PROVIDED INFORMATION >>
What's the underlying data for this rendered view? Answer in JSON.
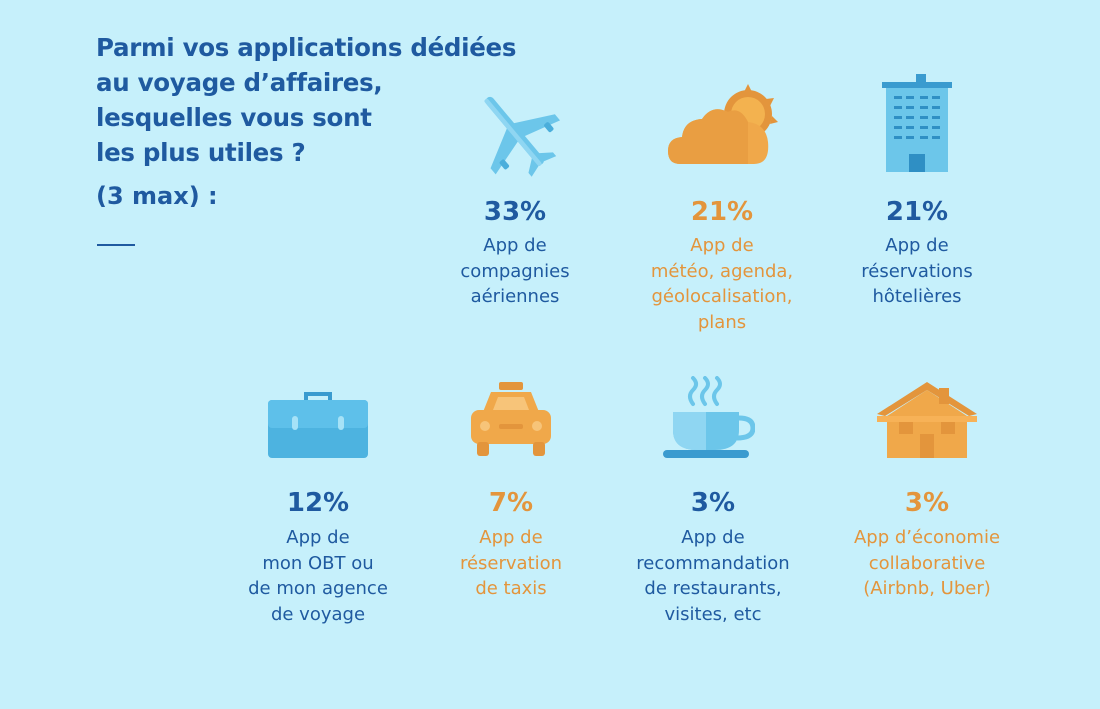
{
  "title_lines": [
    "Parmi vos applications dédiées",
    "au voyage d’affaires,",
    "lesquelles vous sont",
    "les plus utiles ?"
  ],
  "subtitle": "(3 max) :",
  "colors": {
    "blue": "#1f5aa0",
    "orange": "#e3953c",
    "background": "#c6f0fb"
  },
  "chart_data": {
    "type": "table",
    "title": "Parmi vos applications dédiées au voyage d’affaires, lesquelles vous sont les plus utiles ? (3 max) :",
    "items": [
      {
        "icon": "airplane-icon",
        "value": 33,
        "value_label": "33%",
        "color": "blue",
        "label_lines": [
          "App de",
          "compagnies",
          "aériennes"
        ]
      },
      {
        "icon": "cloud-sun-icon",
        "value": 21,
        "value_label": "21%",
        "color": "orange",
        "label_lines": [
          "App de",
          "météo, agenda,",
          "géolocalisation,",
          "plans"
        ]
      },
      {
        "icon": "hotel-building-icon",
        "value": 21,
        "value_label": "21%",
        "color": "blue",
        "label_lines": [
          "App de",
          "réservations",
          "hôtelières"
        ]
      },
      {
        "icon": "briefcase-icon",
        "value": 12,
        "value_label": "12%",
        "color": "blue",
        "label_lines": [
          "App de",
          "mon OBT ou",
          "de mon agence",
          "de voyage"
        ]
      },
      {
        "icon": "taxi-icon",
        "value": 7,
        "value_label": "7%",
        "color": "orange",
        "label_lines": [
          "App de",
          "réservation",
          "de taxis"
        ]
      },
      {
        "icon": "coffee-cup-icon",
        "value": 3,
        "value_label": "3%",
        "color": "blue",
        "label_lines": [
          "App de",
          "recommandation",
          "de restaurants,",
          "visites, etc"
        ]
      },
      {
        "icon": "house-icon",
        "value": 3,
        "value_label": "3%",
        "color": "orange",
        "label_lines": [
          "App d’économie",
          "collaborative",
          "(Airbnb, Uber)"
        ]
      }
    ]
  }
}
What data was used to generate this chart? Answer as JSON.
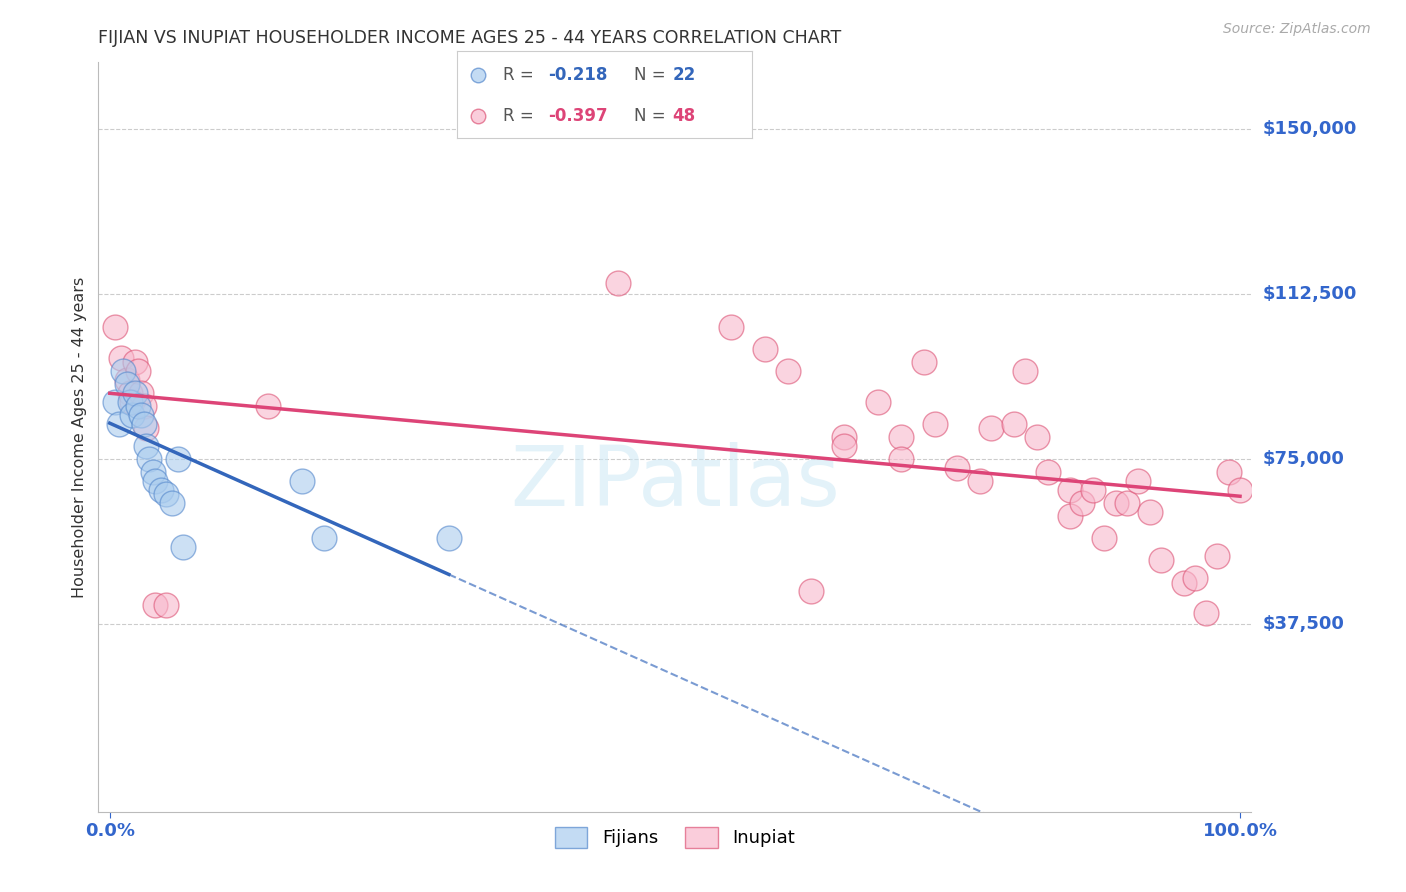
{
  "title": "FIJIAN VS INUPIAT HOUSEHOLDER INCOME AGES 25 - 44 YEARS CORRELATION CHART",
  "source": "Source: ZipAtlas.com",
  "ylabel": "Householder Income Ages 25 - 44 years",
  "ytick_labels": [
    "$37,500",
    "$75,000",
    "$112,500",
    "$150,000"
  ],
  "ytick_values": [
    37500,
    75000,
    112500,
    150000
  ],
  "ymin": -5000,
  "ymax": 165000,
  "xmin": -0.01,
  "xmax": 1.01,
  "fijian_fill": "#aaccee",
  "fijian_edge": "#5588cc",
  "inupiat_fill": "#f8b8cc",
  "inupiat_edge": "#dd5577",
  "fijian_line_color": "#3366bb",
  "inupiat_line_color": "#dd4477",
  "legend_fijian_R": "-0.218",
  "legend_fijian_N": "22",
  "legend_inupiat_R": "-0.397",
  "legend_inupiat_N": "48",
  "background_color": "#ffffff",
  "grid_color": "#cccccc",
  "title_color": "#333333",
  "axis_tick_color": "#3366cc",
  "fijian_points_x": [
    0.005,
    0.008,
    0.012,
    0.015,
    0.018,
    0.02,
    0.022,
    0.025,
    0.028,
    0.03,
    0.032,
    0.035,
    0.038,
    0.04,
    0.045,
    0.05,
    0.055,
    0.06,
    0.065,
    0.17,
    0.19,
    0.3
  ],
  "fijian_points_y": [
    88000,
    83000,
    95000,
    92000,
    88000,
    85000,
    90000,
    87000,
    85000,
    83000,
    78000,
    75000,
    72000,
    70000,
    68000,
    67000,
    65000,
    75000,
    55000,
    70000,
    57000,
    57000
  ],
  "inupiat_points_x": [
    0.005,
    0.01,
    0.015,
    0.018,
    0.02,
    0.022,
    0.025,
    0.028,
    0.03,
    0.032,
    0.04,
    0.05,
    0.14,
    0.45,
    0.55,
    0.58,
    0.6,
    0.62,
    0.65,
    0.65,
    0.68,
    0.7,
    0.7,
    0.72,
    0.73,
    0.75,
    0.77,
    0.78,
    0.8,
    0.81,
    0.82,
    0.83,
    0.85,
    0.85,
    0.86,
    0.87,
    0.88,
    0.89,
    0.9,
    0.91,
    0.92,
    0.93,
    0.95,
    0.96,
    0.97,
    0.98,
    0.99,
    1.0
  ],
  "inupiat_points_y": [
    105000,
    98000,
    93000,
    90000,
    88000,
    97000,
    95000,
    90000,
    87000,
    82000,
    42000,
    42000,
    87000,
    115000,
    105000,
    100000,
    95000,
    45000,
    80000,
    78000,
    88000,
    80000,
    75000,
    97000,
    83000,
    73000,
    70000,
    82000,
    83000,
    95000,
    80000,
    72000,
    68000,
    62000,
    65000,
    68000,
    57000,
    65000,
    65000,
    70000,
    63000,
    52000,
    47000,
    48000,
    40000,
    53000,
    72000,
    68000
  ]
}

AIM >> Print the entries above exactly, taking out only the pictures.

TASK ANSWER >>
What's the underlying data for this rendered view? Answer in JSON.
{
  "title_lines": [
    "Parmi vos applications dédiées",
    "au voyage d’affaires,",
    "lesquelles vous sont",
    "les plus utiles ?"
  ],
  "subtitle": "(3 max) :",
  "colors": {
    "blue": "#1f5aa0",
    "orange": "#e3953c",
    "background": "#c6f0fb"
  },
  "chart_data": {
    "type": "table",
    "title": "Parmi vos applications dédiées au voyage d’affaires, lesquelles vous sont les plus utiles ? (3 max) :",
    "items": [
      {
        "icon": "airplane-icon",
        "value": 33,
        "value_label": "33%",
        "color": "blue",
        "label_lines": [
          "App de",
          "compagnies",
          "aériennes"
        ]
      },
      {
        "icon": "cloud-sun-icon",
        "value": 21,
        "value_label": "21%",
        "color": "orange",
        "label_lines": [
          "App de",
          "météo, agenda,",
          "géolocalisation,",
          "plans"
        ]
      },
      {
        "icon": "hotel-building-icon",
        "value": 21,
        "value_label": "21%",
        "color": "blue",
        "label_lines": [
          "App de",
          "réservations",
          "hôtelières"
        ]
      },
      {
        "icon": "briefcase-icon",
        "value": 12,
        "value_label": "12%",
        "color": "blue",
        "label_lines": [
          "App de",
          "mon OBT ou",
          "de mon agence",
          "de voyage"
        ]
      },
      {
        "icon": "taxi-icon",
        "value": 7,
        "value_label": "7%",
        "color": "orange",
        "label_lines": [
          "App de",
          "réservation",
          "de taxis"
        ]
      },
      {
        "icon": "coffee-cup-icon",
        "value": 3,
        "value_label": "3%",
        "color": "blue",
        "label_lines": [
          "App de",
          "recommandation",
          "de restaurants,",
          "visites, etc"
        ]
      },
      {
        "icon": "house-icon",
        "value": 3,
        "value_label": "3%",
        "color": "orange",
        "label_lines": [
          "App d’économie",
          "collaborative",
          "(Airbnb, Uber)"
        ]
      }
    ]
  }
}
What data was used to generate this chart? Answer as JSON.
{
  "title": "FIJIAN VS INUPIAT HOUSEHOLDER INCOME AGES 25 - 44 YEARS CORRELATION CHART",
  "source": "Source: ZipAtlas.com",
  "ylabel": "Householder Income Ages 25 - 44 years",
  "ytick_labels": [
    "$37,500",
    "$75,000",
    "$112,500",
    "$150,000"
  ],
  "ytick_values": [
    37500,
    75000,
    112500,
    150000
  ],
  "ymin": -5000,
  "ymax": 165000,
  "xmin": -0.01,
  "xmax": 1.01,
  "fijian_fill": "#aaccee",
  "fijian_edge": "#5588cc",
  "inupiat_fill": "#f8b8cc",
  "inupiat_edge": "#dd5577",
  "fijian_line_color": "#3366bb",
  "inupiat_line_color": "#dd4477",
  "legend_fijian_R": "-0.218",
  "legend_fijian_N": "22",
  "legend_inupiat_R": "-0.397",
  "legend_inupiat_N": "48",
  "background_color": "#ffffff",
  "grid_color": "#cccccc",
  "title_color": "#333333",
  "axis_tick_color": "#3366cc",
  "fijian_points_x": [
    0.005,
    0.008,
    0.012,
    0.015,
    0.018,
    0.02,
    0.022,
    0.025,
    0.028,
    0.03,
    0.032,
    0.035,
    0.038,
    0.04,
    0.045,
    0.05,
    0.055,
    0.06,
    0.065,
    0.17,
    0.19,
    0.3
  ],
  "fijian_points_y": [
    88000,
    83000,
    95000,
    92000,
    88000,
    85000,
    90000,
    87000,
    85000,
    83000,
    78000,
    75000,
    72000,
    70000,
    68000,
    67000,
    65000,
    75000,
    55000,
    70000,
    57000,
    57000
  ],
  "inupiat_points_x": [
    0.005,
    0.01,
    0.015,
    0.018,
    0.02,
    0.022,
    0.025,
    0.028,
    0.03,
    0.032,
    0.04,
    0.05,
    0.14,
    0.45,
    0.55,
    0.58,
    0.6,
    0.62,
    0.65,
    0.65,
    0.68,
    0.7,
    0.7,
    0.72,
    0.73,
    0.75,
    0.77,
    0.78,
    0.8,
    0.81,
    0.82,
    0.83,
    0.85,
    0.85,
    0.86,
    0.87,
    0.88,
    0.89,
    0.9,
    0.91,
    0.92,
    0.93,
    0.95,
    0.96,
    0.97,
    0.98,
    0.99,
    1.0
  ],
  "inupiat_points_y": [
    105000,
    98000,
    93000,
    90000,
    88000,
    97000,
    95000,
    90000,
    87000,
    82000,
    42000,
    42000,
    87000,
    115000,
    105000,
    100000,
    95000,
    45000,
    80000,
    78000,
    88000,
    80000,
    75000,
    97000,
    83000,
    73000,
    70000,
    82000,
    83000,
    95000,
    80000,
    72000,
    68000,
    62000,
    65000,
    68000,
    57000,
    65000,
    65000,
    70000,
    63000,
    52000,
    47000,
    48000,
    40000,
    53000,
    72000,
    68000
  ]
}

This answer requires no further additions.